> Challenge:
Skip any picture you find and retype all the remaining lines exactly.
[BEGIN Supplied records]
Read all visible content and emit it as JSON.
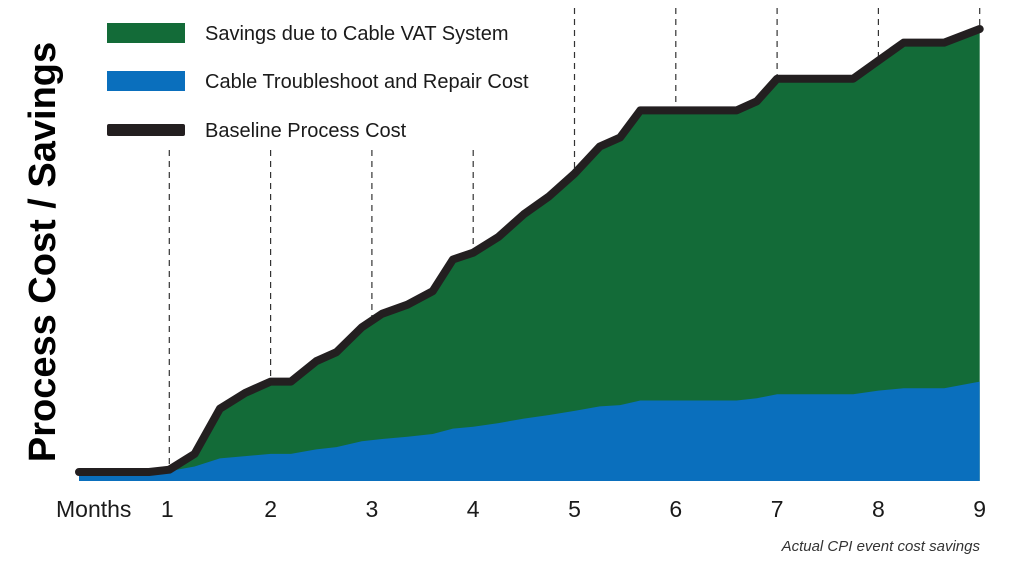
{
  "chart_data": {
    "type": "area",
    "title": "",
    "xlabel": "Months",
    "ylabel": "Process Cost / Savings",
    "caption": "Actual CPI event cost savings",
    "xlim": [
      0,
      9
    ],
    "ylim": [
      0,
      100
    ],
    "x_ticks": [
      "1",
      "2",
      "3",
      "4",
      "5",
      "6",
      "7",
      "8",
      "9"
    ],
    "legend_position": "top-left",
    "grid": false,
    "colors": {
      "savings": "#136b38",
      "repair": "#0a6fbd",
      "baseline": "#231f20"
    },
    "series": [
      {
        "name": "Savings due to Cable VAT System",
        "key": "savings",
        "style": "area",
        "x": [
          0,
          0.2,
          0.8,
          1.0,
          1.25,
          1.5,
          1.75,
          2.0,
          2.2,
          2.45,
          2.65,
          2.9,
          3.1,
          3.35,
          3.6,
          3.8,
          4.0,
          4.25,
          4.5,
          4.75,
          5.0,
          5.25,
          5.45,
          5.65,
          6.0,
          6.6,
          6.8,
          7.0,
          7.35,
          7.75,
          8.0,
          8.25,
          8.65,
          9.0
        ],
        "values": [
          2,
          2,
          2,
          2.5,
          6,
          16,
          19.5,
          22,
          22,
          26.5,
          28.5,
          34,
          37,
          39,
          42,
          49,
          50.5,
          54,
          59,
          63,
          68,
          74,
          76,
          82,
          82,
          82,
          84,
          89,
          89,
          89,
          93,
          97,
          97,
          100
        ]
      },
      {
        "name": "Cable Troubleshoot and Repair Cost",
        "key": "repair",
        "style": "area",
        "x": [
          0,
          0.2,
          0.8,
          1.0,
          1.25,
          1.5,
          1.75,
          2.0,
          2.2,
          2.45,
          2.65,
          2.9,
          3.1,
          3.35,
          3.6,
          3.8,
          4.0,
          4.25,
          4.5,
          4.75,
          5.0,
          5.25,
          5.45,
          5.65,
          6.0,
          6.6,
          6.8,
          7.0,
          7.35,
          7.75,
          8.0,
          8.25,
          8.65,
          9.0
        ],
        "values": [
          2,
          2,
          2,
          2.2,
          3.2,
          5,
          5.5,
          6,
          6,
          7,
          7.5,
          8.8,
          9.3,
          9.8,
          10.4,
          11.6,
          12,
          12.8,
          13.8,
          14.6,
          15.5,
          16.5,
          16.8,
          17.8,
          17.8,
          17.8,
          18.3,
          19.2,
          19.2,
          19.2,
          20,
          20.5,
          20.5,
          22
        ]
      },
      {
        "name": "Baseline Process Cost",
        "key": "baseline",
        "style": "line",
        "x": [
          0,
          0.2,
          0.8,
          1.0,
          1.25,
          1.5,
          1.75,
          2.0,
          2.2,
          2.45,
          2.65,
          2.9,
          3.1,
          3.35,
          3.6,
          3.8,
          4.0,
          4.25,
          4.5,
          4.75,
          5.0,
          5.25,
          5.45,
          5.65,
          6.0,
          6.6,
          6.8,
          7.0,
          7.35,
          7.75,
          8.0,
          8.25,
          8.65,
          9.0
        ],
        "values": [
          2,
          2,
          2,
          2.5,
          6,
          16,
          19.5,
          22,
          22,
          26.5,
          28.5,
          34,
          37,
          39,
          42,
          49,
          50.5,
          54,
          59,
          63,
          68,
          74,
          76,
          82,
          82,
          82,
          84,
          89,
          89,
          89,
          93,
          97,
          97,
          100
        ]
      }
    ],
    "legend": [
      {
        "label": "Savings due to Cable VAT System",
        "key": "savings",
        "swatch": "box"
      },
      {
        "label": "Cable Troubleshoot and Repair Cost",
        "key": "repair",
        "swatch": "box"
      },
      {
        "label": "Baseline Process Cost",
        "key": "baseline",
        "swatch": "bar"
      }
    ],
    "month_markers": [
      1,
      2,
      3,
      4,
      5,
      6,
      7,
      8,
      9
    ]
  }
}
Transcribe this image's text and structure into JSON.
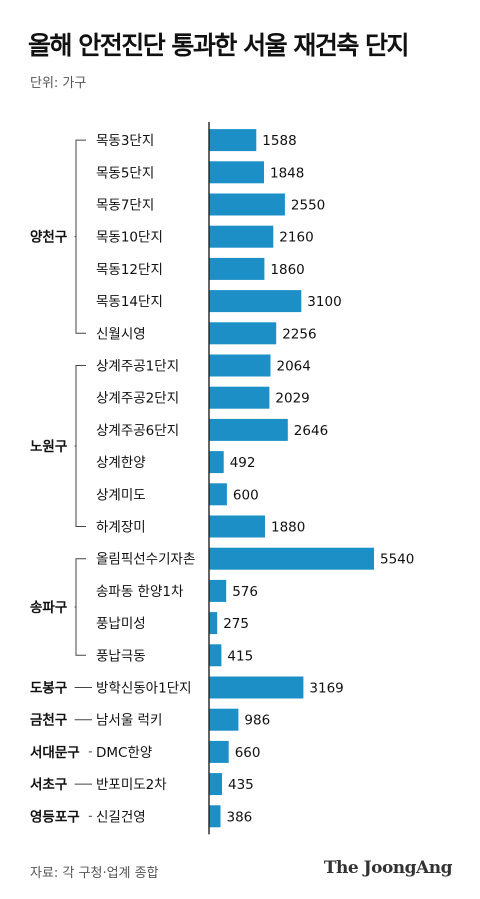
[END Supplied records]
> Result of the task:
Read all visible content and emit it as JSON.
{
  "chart_data": {
    "type": "area",
    "title": "",
    "xlabel": "Months",
    "ylabel": "Process Cost / Savings",
    "caption": "Actual CPI event cost savings",
    "xlim": [
      0,
      9
    ],
    "ylim": [
      0,
      100
    ],
    "x_ticks": [
      "1",
      "2",
      "3",
      "4",
      "5",
      "6",
      "7",
      "8",
      "9"
    ],
    "legend_position": "top-left",
    "grid": false,
    "colors": {
      "savings": "#136b38",
      "repair": "#0a6fbd",
      "baseline": "#231f20"
    },
    "series": [
      {
        "name": "Savings due to Cable VAT System",
        "key": "savings",
        "style": "area",
        "x": [
          0,
          0.2,
          0.8,
          1.0,
          1.25,
          1.5,
          1.75,
          2.0,
          2.2,
          2.45,
          2.65,
          2.9,
          3.1,
          3.35,
          3.6,
          3.8,
          4.0,
          4.25,
          4.5,
          4.75,
          5.0,
          5.25,
          5.45,
          5.65,
          6.0,
          6.6,
          6.8,
          7.0,
          7.35,
          7.75,
          8.0,
          8.25,
          8.65,
          9.0
        ],
        "values": [
          2,
          2,
          2,
          2.5,
          6,
          16,
          19.5,
          22,
          22,
          26.5,
          28.5,
          34,
          37,
          39,
          42,
          49,
          50.5,
          54,
          59,
          63,
          68,
          74,
          76,
          82,
          82,
          82,
          84,
          89,
          89,
          89,
          93,
          97,
          97,
          100
        ]
      },
      {
        "name": "Cable Troubleshoot and Repair Cost",
        "key": "repair",
        "style": "area",
        "x": [
          0,
          0.2,
          0.8,
          1.0,
          1.25,
          1.5,
          1.75,
          2.0,
          2.2,
          2.45,
          2.65,
          2.9,
          3.1,
          3.35,
          3.6,
          3.8,
          4.0,
          4.25,
          4.5,
          4.75,
          5.0,
          5.25,
          5.45,
          5.65,
          6.0,
          6.6,
          6.8,
          7.0,
          7.35,
          7.75,
          8.0,
          8.25,
          8.65,
          9.0
        ],
        "values": [
          2,
          2,
          2,
          2.2,
          3.2,
          5,
          5.5,
          6,
          6,
          7,
          7.5,
          8.8,
          9.3,
          9.8,
          10.4,
          11.6,
          12,
          12.8,
          13.8,
          14.6,
          15.5,
          16.5,
          16.8,
          17.8,
          17.8,
          17.8,
          18.3,
          19.2,
          19.2,
          19.2,
          20,
          20.5,
          20.5,
          22
        ]
      },
      {
        "name": "Baseline Process Cost",
        "key": "baseline",
        "style": "line",
        "x": [
          0,
          0.2,
          0.8,
          1.0,
          1.25,
          1.5,
          1.75,
          2.0,
          2.2,
          2.45,
          2.65,
          2.9,
          3.1,
          3.35,
          3.6,
          3.8,
          4.0,
          4.25,
          4.5,
          4.75,
          5.0,
          5.25,
          5.45,
          5.65,
          6.0,
          6.6,
          6.8,
          7.0,
          7.35,
          7.75,
          8.0,
          8.25,
          8.65,
          9.0
        ],
        "values": [
          2,
          2,
          2,
          2.5,
          6,
          16,
          19.5,
          22,
          22,
          26.5,
          28.5,
          34,
          37,
          39,
          42,
          49,
          50.5,
          54,
          59,
          63,
          68,
          74,
          76,
          82,
          82,
          82,
          84,
          89,
          89,
          89,
          93,
          97,
          97,
          100
        ]
      }
    ],
    "legend": [
      {
        "label": "Savings due to Cable VAT System",
        "key": "savings",
        "swatch": "box"
      },
      {
        "label": "Cable Troubleshoot and Repair Cost",
        "key": "repair",
        "swatch": "box"
      },
      {
        "label": "Baseline Process Cost",
        "key": "baseline",
        "swatch": "bar"
      }
    ],
    "month_markers": [
      1,
      2,
      3,
      4,
      5,
      6,
      7,
      8,
      9
    ]
  }
}
Transcribe this image's text and structure into JSON.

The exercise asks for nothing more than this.